Entries taken from a collection:

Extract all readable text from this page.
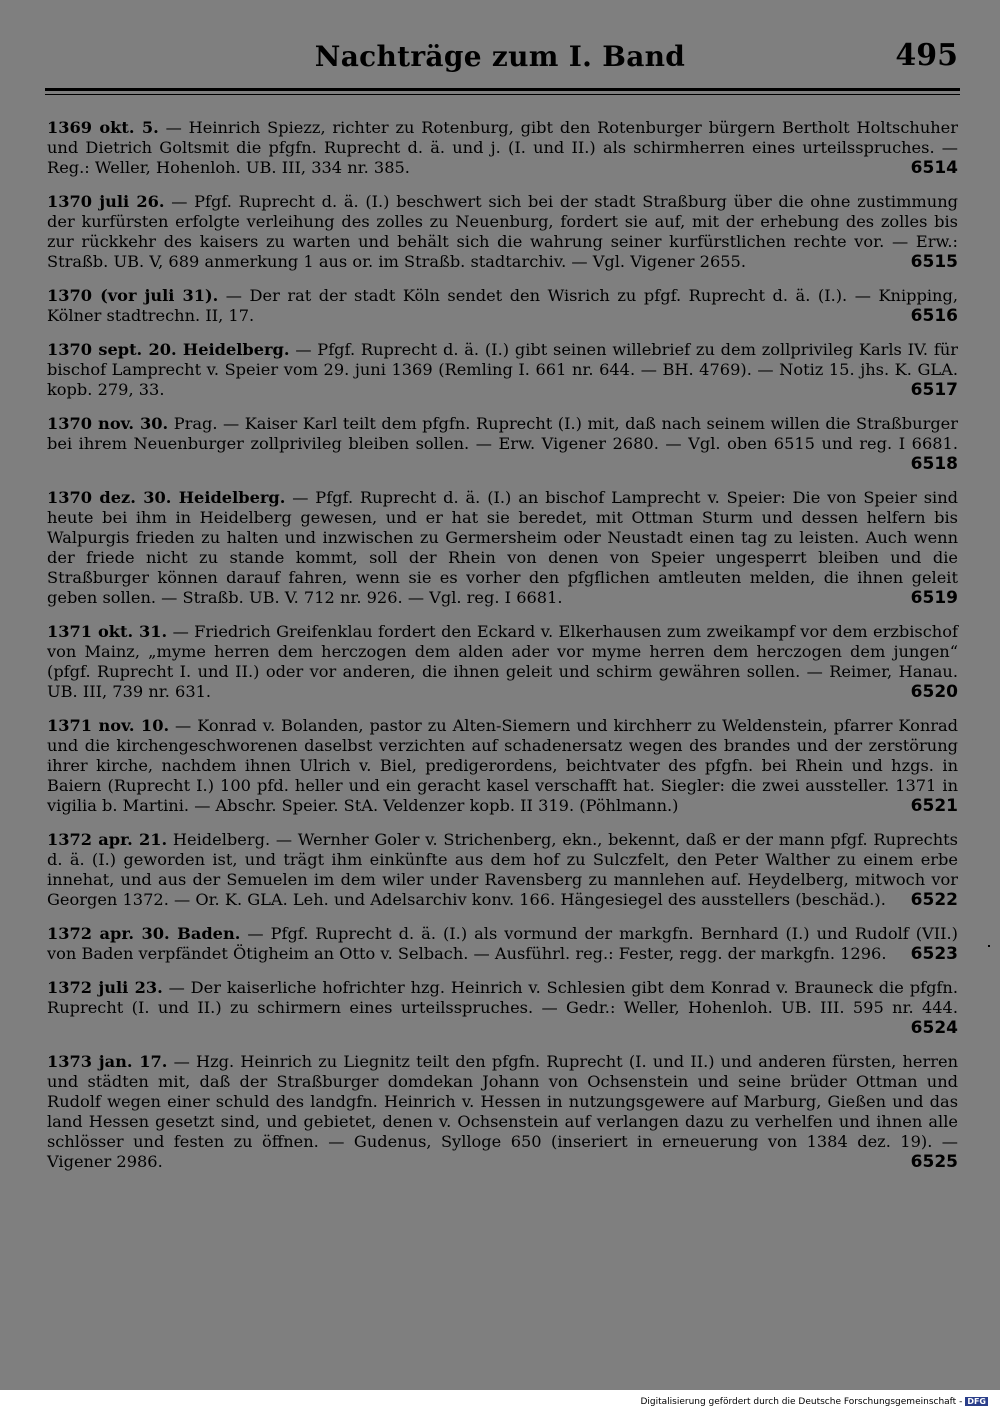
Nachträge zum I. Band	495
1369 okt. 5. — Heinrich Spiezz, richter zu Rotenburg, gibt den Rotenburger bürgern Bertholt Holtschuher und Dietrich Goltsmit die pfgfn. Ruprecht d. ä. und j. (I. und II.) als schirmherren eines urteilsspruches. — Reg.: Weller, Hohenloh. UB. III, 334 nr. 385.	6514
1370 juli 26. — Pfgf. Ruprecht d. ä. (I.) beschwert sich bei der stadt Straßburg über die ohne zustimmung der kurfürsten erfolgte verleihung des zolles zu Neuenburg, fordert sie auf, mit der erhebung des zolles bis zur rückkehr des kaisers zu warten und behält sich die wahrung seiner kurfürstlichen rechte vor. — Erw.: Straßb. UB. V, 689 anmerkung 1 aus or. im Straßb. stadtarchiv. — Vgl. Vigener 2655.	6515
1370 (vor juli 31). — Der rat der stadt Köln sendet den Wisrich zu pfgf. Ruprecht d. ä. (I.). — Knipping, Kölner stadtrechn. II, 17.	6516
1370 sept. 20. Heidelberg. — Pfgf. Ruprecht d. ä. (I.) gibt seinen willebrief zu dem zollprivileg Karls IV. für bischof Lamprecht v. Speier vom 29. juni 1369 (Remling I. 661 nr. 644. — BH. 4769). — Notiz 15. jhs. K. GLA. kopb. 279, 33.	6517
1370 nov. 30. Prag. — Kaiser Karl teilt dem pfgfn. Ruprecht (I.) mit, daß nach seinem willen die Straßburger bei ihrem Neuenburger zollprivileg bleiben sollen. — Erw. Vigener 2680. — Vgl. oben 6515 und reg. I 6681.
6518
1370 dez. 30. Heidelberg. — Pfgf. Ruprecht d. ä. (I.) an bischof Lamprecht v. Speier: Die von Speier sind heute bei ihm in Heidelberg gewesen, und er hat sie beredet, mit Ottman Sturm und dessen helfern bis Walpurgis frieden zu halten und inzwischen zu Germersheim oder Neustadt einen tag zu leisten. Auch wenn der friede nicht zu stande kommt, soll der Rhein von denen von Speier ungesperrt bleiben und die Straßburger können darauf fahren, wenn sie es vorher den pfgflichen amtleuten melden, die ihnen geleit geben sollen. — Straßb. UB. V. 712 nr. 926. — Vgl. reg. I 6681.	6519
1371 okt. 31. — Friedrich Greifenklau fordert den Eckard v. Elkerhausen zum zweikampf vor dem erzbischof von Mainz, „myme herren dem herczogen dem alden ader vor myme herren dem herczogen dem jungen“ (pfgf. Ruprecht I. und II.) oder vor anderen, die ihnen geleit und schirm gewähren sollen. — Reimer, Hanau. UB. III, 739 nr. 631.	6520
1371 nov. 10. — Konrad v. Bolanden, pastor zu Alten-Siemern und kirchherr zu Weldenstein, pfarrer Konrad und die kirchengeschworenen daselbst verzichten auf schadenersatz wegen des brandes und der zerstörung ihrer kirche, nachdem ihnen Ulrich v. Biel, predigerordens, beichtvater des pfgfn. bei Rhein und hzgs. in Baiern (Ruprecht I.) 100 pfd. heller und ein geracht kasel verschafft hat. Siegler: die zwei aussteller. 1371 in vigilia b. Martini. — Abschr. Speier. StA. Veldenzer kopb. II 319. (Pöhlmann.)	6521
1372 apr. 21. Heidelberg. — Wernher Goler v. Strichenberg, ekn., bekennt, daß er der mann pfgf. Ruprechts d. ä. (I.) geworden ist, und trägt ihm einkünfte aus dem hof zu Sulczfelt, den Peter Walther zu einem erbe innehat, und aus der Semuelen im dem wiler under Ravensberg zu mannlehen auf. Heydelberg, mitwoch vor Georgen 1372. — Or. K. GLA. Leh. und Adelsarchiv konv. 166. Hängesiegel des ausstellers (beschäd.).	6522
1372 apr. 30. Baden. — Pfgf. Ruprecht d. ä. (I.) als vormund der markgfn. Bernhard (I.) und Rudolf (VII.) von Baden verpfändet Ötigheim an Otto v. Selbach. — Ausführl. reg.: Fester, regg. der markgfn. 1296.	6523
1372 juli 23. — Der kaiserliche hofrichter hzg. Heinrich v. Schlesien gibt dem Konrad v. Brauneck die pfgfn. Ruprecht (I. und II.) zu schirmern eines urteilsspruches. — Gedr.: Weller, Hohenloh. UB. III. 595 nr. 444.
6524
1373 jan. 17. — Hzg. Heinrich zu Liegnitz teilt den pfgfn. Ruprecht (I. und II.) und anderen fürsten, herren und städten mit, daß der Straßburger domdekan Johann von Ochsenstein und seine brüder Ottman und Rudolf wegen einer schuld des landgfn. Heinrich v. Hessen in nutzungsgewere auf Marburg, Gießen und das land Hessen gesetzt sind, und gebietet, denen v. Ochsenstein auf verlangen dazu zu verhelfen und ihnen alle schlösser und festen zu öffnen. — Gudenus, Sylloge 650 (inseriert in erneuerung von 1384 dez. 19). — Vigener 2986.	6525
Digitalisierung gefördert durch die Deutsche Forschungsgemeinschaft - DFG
--
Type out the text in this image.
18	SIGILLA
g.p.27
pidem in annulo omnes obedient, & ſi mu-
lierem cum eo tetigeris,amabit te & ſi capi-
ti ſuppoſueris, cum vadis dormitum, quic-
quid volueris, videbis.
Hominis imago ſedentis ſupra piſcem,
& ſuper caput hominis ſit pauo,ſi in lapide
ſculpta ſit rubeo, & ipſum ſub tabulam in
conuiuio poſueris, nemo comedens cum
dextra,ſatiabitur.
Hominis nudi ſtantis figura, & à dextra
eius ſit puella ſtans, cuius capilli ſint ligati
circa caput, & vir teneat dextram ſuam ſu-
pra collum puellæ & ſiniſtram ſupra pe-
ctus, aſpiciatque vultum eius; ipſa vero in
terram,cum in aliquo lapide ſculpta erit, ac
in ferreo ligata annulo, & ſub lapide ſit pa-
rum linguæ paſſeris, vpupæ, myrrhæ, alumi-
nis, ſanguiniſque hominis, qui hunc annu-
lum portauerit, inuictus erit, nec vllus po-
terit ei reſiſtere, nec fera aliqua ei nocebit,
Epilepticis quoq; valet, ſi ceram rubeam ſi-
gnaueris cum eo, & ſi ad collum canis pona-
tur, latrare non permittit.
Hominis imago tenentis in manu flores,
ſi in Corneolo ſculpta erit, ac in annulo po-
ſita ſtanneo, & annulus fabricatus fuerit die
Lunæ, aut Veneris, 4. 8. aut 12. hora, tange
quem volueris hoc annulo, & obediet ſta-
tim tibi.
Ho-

**Task requirements:**
Using the material above, report each line where "collum" occurs.

**Response:**
pra collum puellæ & ſiniſtram ſupra pe-
gnaueris cum eo, & ſi ad collum canis pona-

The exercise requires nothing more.